== Brief ==
With the pictures omitted, write out the entries that follow exactly as they stand.

== Raw records ==
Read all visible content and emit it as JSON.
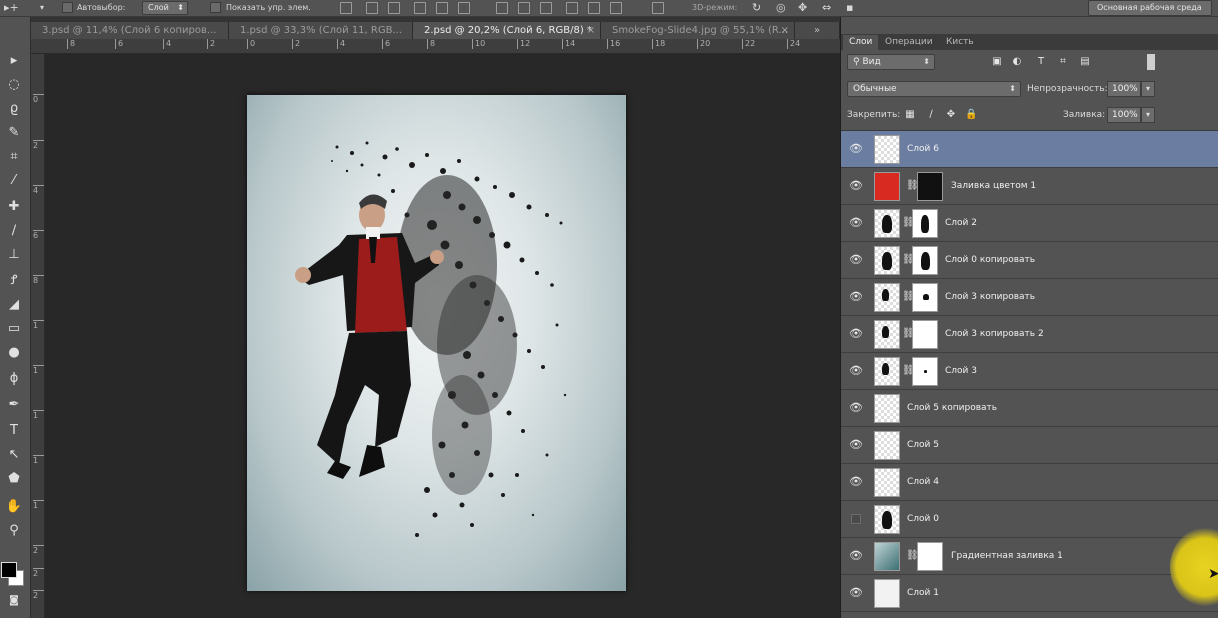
{
  "option_bar": {
    "auto_select_label": "Автовыбор:",
    "auto_select_value": "Слой",
    "show_transform_label": "Показать упр. элем.",
    "mode_3d_label": "3D-режим:",
    "workspace_label": "Основная рабочая среда"
  },
  "tabs": [
    {
      "label": "3.psd @ 11,4% (Слой 6 копиров...",
      "active": false
    },
    {
      "label": "1.psd @ 33,3% (Слой 11, RGB...",
      "active": false
    },
    {
      "label": "2.psd @ 20,2% (Слой 6, RGB/8) *",
      "active": true
    },
    {
      "label": "SmokeFog-Slide4.jpg @ 55,1% (R...",
      "active": false
    }
  ],
  "ruler_top": [
    "8",
    "6",
    "4",
    "2",
    "0",
    "2",
    "4",
    "6",
    "8",
    "10",
    "12",
    "14",
    "16",
    "18",
    "20",
    "22",
    "24"
  ],
  "ruler_left": [
    "0",
    "2",
    "4",
    "6",
    "8",
    "1",
    "1",
    "1",
    "1",
    "1",
    "2",
    "2",
    "2"
  ],
  "panel": {
    "tabs": [
      "Слои",
      "Операции",
      "Кисть"
    ],
    "filter_label": "Вид",
    "blend_mode": "Обычные",
    "opacity_label": "Непрозрачность:",
    "opacity_value": "100%",
    "lock_label": "Закрепить:",
    "fill_label": "Заливка:",
    "fill_value": "100%"
  },
  "layers": [
    {
      "name": "Слой 6",
      "selected": true,
      "visible": true
    },
    {
      "name": "Заливка цветом 1",
      "selected": false,
      "visible": true
    },
    {
      "name": "Слой 2",
      "selected": false,
      "visible": true
    },
    {
      "name": "Слой 0 копировать",
      "selected": false,
      "visible": true
    },
    {
      "name": "Слой 3 копировать",
      "selected": false,
      "visible": true
    },
    {
      "name": "Слой 3 копировать 2",
      "selected": false,
      "visible": true
    },
    {
      "name": "Слой 3",
      "selected": false,
      "visible": true
    },
    {
      "name": "Слой 5 копировать",
      "selected": false,
      "visible": true
    },
    {
      "name": "Слой 5",
      "selected": false,
      "visible": true
    },
    {
      "name": "Слой 4",
      "selected": false,
      "visible": true
    },
    {
      "name": "Слой 0",
      "selected": false,
      "visible": false
    },
    {
      "name": "Градиентная заливка 1",
      "selected": false,
      "visible": true
    },
    {
      "name": "Слой 1",
      "selected": false,
      "visible": true
    }
  ],
  "colors": {
    "panel_bg": "#535353",
    "canvas_bg": "#282828",
    "selected_layer": "#6b7da0",
    "fill_layer_red": "#d92a22",
    "cursor_highlight": "#e9d321"
  }
}
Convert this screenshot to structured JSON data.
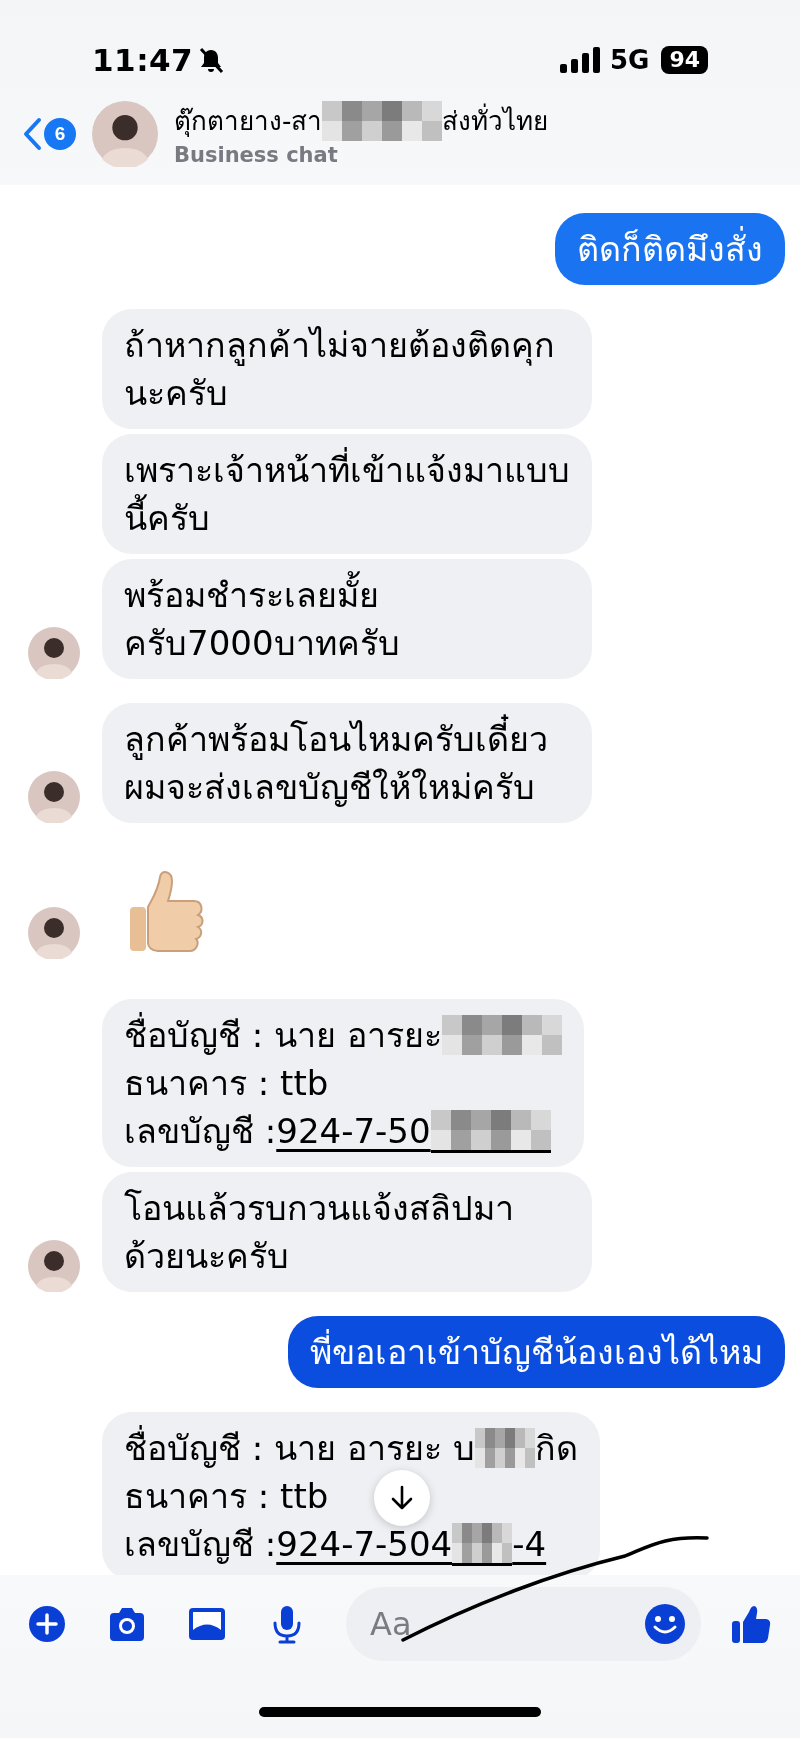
{
  "status_bar": {
    "time": "11:47",
    "network": "5G",
    "battery": "94"
  },
  "header": {
    "unread_count": "6",
    "title_parts": [
      {
        "kind": "text",
        "text": "ตุ๊กตายาง-สา"
      },
      {
        "kind": "redaction",
        "wide": true
      },
      {
        "kind": "text",
        "text": "ส่งทั่วไทย"
      }
    ],
    "subtitle": "Business chat"
  },
  "messages": [
    {
      "kind": "text",
      "outgoing": true,
      "color": "#1a73f0",
      "text": "ติดก็ติดมึงสั่ง"
    },
    {
      "kind": "text",
      "outgoing": false,
      "show_avatar": false,
      "text": "ถ้าหากลูกค้าไม่จายต้องติดคุกนะครับ"
    },
    {
      "kind": "text",
      "outgoing": false,
      "show_avatar": false,
      "text": "เพราะเจ้าหน้าที่เข้าแจ้งมาแบบนี้ครับ"
    },
    {
      "kind": "text",
      "outgoing": false,
      "show_avatar": true,
      "text": "พร้อมชำระเลยมั้ยครับ7000บาทครับ"
    },
    {
      "kind": "text",
      "outgoing": false,
      "show_avatar": true,
      "text": "ลูกค้าพร้อมโอนไหมครับเดี๋ยวผมจะส่งเลขบัญชีให้ใหม่ครับ"
    },
    {
      "kind": "emoji",
      "outgoing": false,
      "show_avatar": true
    },
    {
      "kind": "account",
      "outgoing": false,
      "show_avatar": false,
      "lines": [
        {
          "parts": [
            {
              "kind": "text",
              "text": "ชื่อบัญชี : นาย อารยะ",
              "underlined": false
            },
            {
              "kind": "redaction",
              "wide": true,
              "underlined": false
            }
          ]
        },
        {
          "parts": [
            {
              "kind": "text",
              "text": "ธนาคาร : ttb",
              "underlined": false
            }
          ]
        },
        {
          "parts": [
            {
              "kind": "text",
              "text": "เลขบัญชี : ",
              "underlined": false
            },
            {
              "kind": "text",
              "text": "924-7-50",
              "underlined": true
            },
            {
              "kind": "redaction",
              "wide": true,
              "underlined": true
            }
          ]
        }
      ]
    },
    {
      "kind": "text",
      "outgoing": false,
      "show_avatar": true,
      "text": "โอนแล้วรบกวนแจ้งสลิปมาด้วยนะครับ"
    },
    {
      "kind": "text",
      "outgoing": true,
      "color": "#0b4ddf",
      "text": "พี่ขอเอาเข้าบัญชีน้องเองได้ไหม"
    },
    {
      "kind": "account",
      "outgoing": false,
      "show_avatar": false,
      "lines": [
        {
          "parts": [
            {
              "kind": "text",
              "text": "ชื่อบัญชี : นาย อารยะ บ",
              "underlined": false
            },
            {
              "kind": "redaction",
              "wide": false,
              "underlined": false
            },
            {
              "kind": "text",
              "text": "กิด",
              "underlined": false
            }
          ]
        },
        {
          "parts": [
            {
              "kind": "text",
              "text": "ธนาคาร : ttb",
              "underlined": false
            }
          ]
        },
        {
          "parts": [
            {
              "kind": "text",
              "text": "เลขบัญชี : ",
              "underlined": false
            },
            {
              "kind": "text",
              "text": "924-7-504",
              "underlined": true
            },
            {
              "kind": "redaction",
              "wide": false,
              "underlined": true
            },
            {
              "kind": "text",
              "text": "-4",
              "underlined": true
            }
          ]
        }
      ]
    }
  ],
  "composer": {
    "placeholder": "Aa"
  }
}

== Reply to the exercise ==
Read all visible content and emit it as JSON.
{
  "option_bar": {
    "auto_select_label": "Автовыбор:",
    "auto_select_value": "Слой",
    "show_transform_label": "Показать упр. элем.",
    "mode_3d_label": "3D-режим:",
    "workspace_label": "Основная рабочая среда"
  },
  "tabs": [
    {
      "label": "3.psd @ 11,4% (Слой 6 копиров...",
      "active": false
    },
    {
      "label": "1.psd @ 33,3% (Слой 11, RGB...",
      "active": false
    },
    {
      "label": "2.psd @ 20,2% (Слой 6, RGB/8) *",
      "active": true
    },
    {
      "label": "SmokeFog-Slide4.jpg @ 55,1% (R...",
      "active": false
    }
  ],
  "ruler_top": [
    "8",
    "6",
    "4",
    "2",
    "0",
    "2",
    "4",
    "6",
    "8",
    "10",
    "12",
    "14",
    "16",
    "18",
    "20",
    "22",
    "24"
  ],
  "ruler_left": [
    "0",
    "2",
    "4",
    "6",
    "8",
    "1",
    "1",
    "1",
    "1",
    "1",
    "2",
    "2",
    "2"
  ],
  "panel": {
    "tabs": [
      "Слои",
      "Операции",
      "Кисть"
    ],
    "filter_label": "Вид",
    "blend_mode": "Обычные",
    "opacity_label": "Непрозрачность:",
    "opacity_value": "100%",
    "lock_label": "Закрепить:",
    "fill_label": "Заливка:",
    "fill_value": "100%"
  },
  "layers": [
    {
      "name": "Слой 6",
      "selected": true,
      "visible": true
    },
    {
      "name": "Заливка цветом 1",
      "selected": false,
      "visible": true
    },
    {
      "name": "Слой 2",
      "selected": false,
      "visible": true
    },
    {
      "name": "Слой 0 копировать",
      "selected": false,
      "visible": true
    },
    {
      "name": "Слой 3 копировать",
      "selected": false,
      "visible": true
    },
    {
      "name": "Слой 3 копировать 2",
      "selected": false,
      "visible": true
    },
    {
      "name": "Слой 3",
      "selected": false,
      "visible": true
    },
    {
      "name": "Слой 5 копировать",
      "selected": false,
      "visible": true
    },
    {
      "name": "Слой 5",
      "selected": false,
      "visible": true
    },
    {
      "name": "Слой 4",
      "selected": false,
      "visible": true
    },
    {
      "name": "Слой 0",
      "selected": false,
      "visible": false
    },
    {
      "name": "Градиентная заливка 1",
      "selected": false,
      "visible": true
    },
    {
      "name": "Слой 1",
      "selected": false,
      "visible": true
    }
  ],
  "colors": {
    "panel_bg": "#535353",
    "canvas_bg": "#282828",
    "selected_layer": "#6b7da0",
    "fill_layer_red": "#d92a22",
    "cursor_highlight": "#e9d321"
  }
}
Convert this screenshot to structured JSON data.
{
  "status_bar": {
    "time": "11:47",
    "network": "5G",
    "battery": "94"
  },
  "header": {
    "unread_count": "6",
    "title_parts": [
      {
        "kind": "text",
        "text": "ตุ๊กตายาง-สา"
      },
      {
        "kind": "redaction",
        "wide": true
      },
      {
        "kind": "text",
        "text": "ส่งทั่วไทย"
      }
    ],
    "subtitle": "Business chat"
  },
  "messages": [
    {
      "kind": "text",
      "outgoing": true,
      "color": "#1a73f0",
      "text": "ติดก็ติดมึงสั่ง"
    },
    {
      "kind": "text",
      "outgoing": false,
      "show_avatar": false,
      "text": "ถ้าหากลูกค้าไม่จายต้องติดคุกนะครับ"
    },
    {
      "kind": "text",
      "outgoing": false,
      "show_avatar": false,
      "text": "เพราะเจ้าหน้าที่เข้าแจ้งมาแบบนี้ครับ"
    },
    {
      "kind": "text",
      "outgoing": false,
      "show_avatar": true,
      "text": "พร้อมชำระเลยมั้ยครับ7000บาทครับ"
    },
    {
      "kind": "text",
      "outgoing": false,
      "show_avatar": true,
      "text": "ลูกค้าพร้อมโอนไหมครับเดี๋ยวผมจะส่งเลขบัญชีให้ใหม่ครับ"
    },
    {
      "kind": "emoji",
      "outgoing": false,
      "show_avatar": true
    },
    {
      "kind": "account",
      "outgoing": false,
      "show_avatar": false,
      "lines": [
        {
          "parts": [
            {
              "kind": "text",
              "text": "ชื่อบัญชี : นาย อารยะ",
              "underlined": false
            },
            {
              "kind": "redaction",
              "wide": true,
              "underlined": false
            }
          ]
        },
        {
          "parts": [
            {
              "kind": "text",
              "text": "ธนาคาร : ttb",
              "underlined": false
            }
          ]
        },
        {
          "parts": [
            {
              "kind": "text",
              "text": "เลขบัญชี : ",
              "underlined": false
            },
            {
              "kind": "text",
              "text": "924-7-50",
              "underlined": true
            },
            {
              "kind": "redaction",
              "wide": true,
              "underlined": true
            }
          ]
        }
      ]
    },
    {
      "kind": "text",
      "outgoing": false,
      "show_avatar": true,
      "text": "โอนแล้วรบกวนแจ้งสลิปมาด้วยนะครับ"
    },
    {
      "kind": "text",
      "outgoing": true,
      "color": "#0b4ddf",
      "text": "พี่ขอเอาเข้าบัญชีน้องเองได้ไหม"
    },
    {
      "kind": "account",
      "outgoing": false,
      "show_avatar": false,
      "lines": [
        {
          "parts": [
            {
              "kind": "text",
              "text": "ชื่อบัญชี : นาย อารยะ บ",
              "underlined": false
            },
            {
              "kind": "redaction",
              "wide": false,
              "underlined": false
            },
            {
              "kind": "text",
              "text": "กิด",
              "underlined": false
            }
          ]
        },
        {
          "parts": [
            {
              "kind": "text",
              "text": "ธนาคาร : ttb",
              "underlined": false
            }
          ]
        },
        {
          "parts": [
            {
              "kind": "text",
              "text": "เลขบัญชี : ",
              "underlined": false
            },
            {
              "kind": "text",
              "text": "924-7-504",
              "underlined": true
            },
            {
              "kind": "redaction",
              "wide": false,
              "underlined": true
            },
            {
              "kind": "text",
              "text": "-4",
              "underlined": true
            }
          ]
        }
      ]
    }
  ],
  "composer": {
    "placeholder": "Aa"
  }
}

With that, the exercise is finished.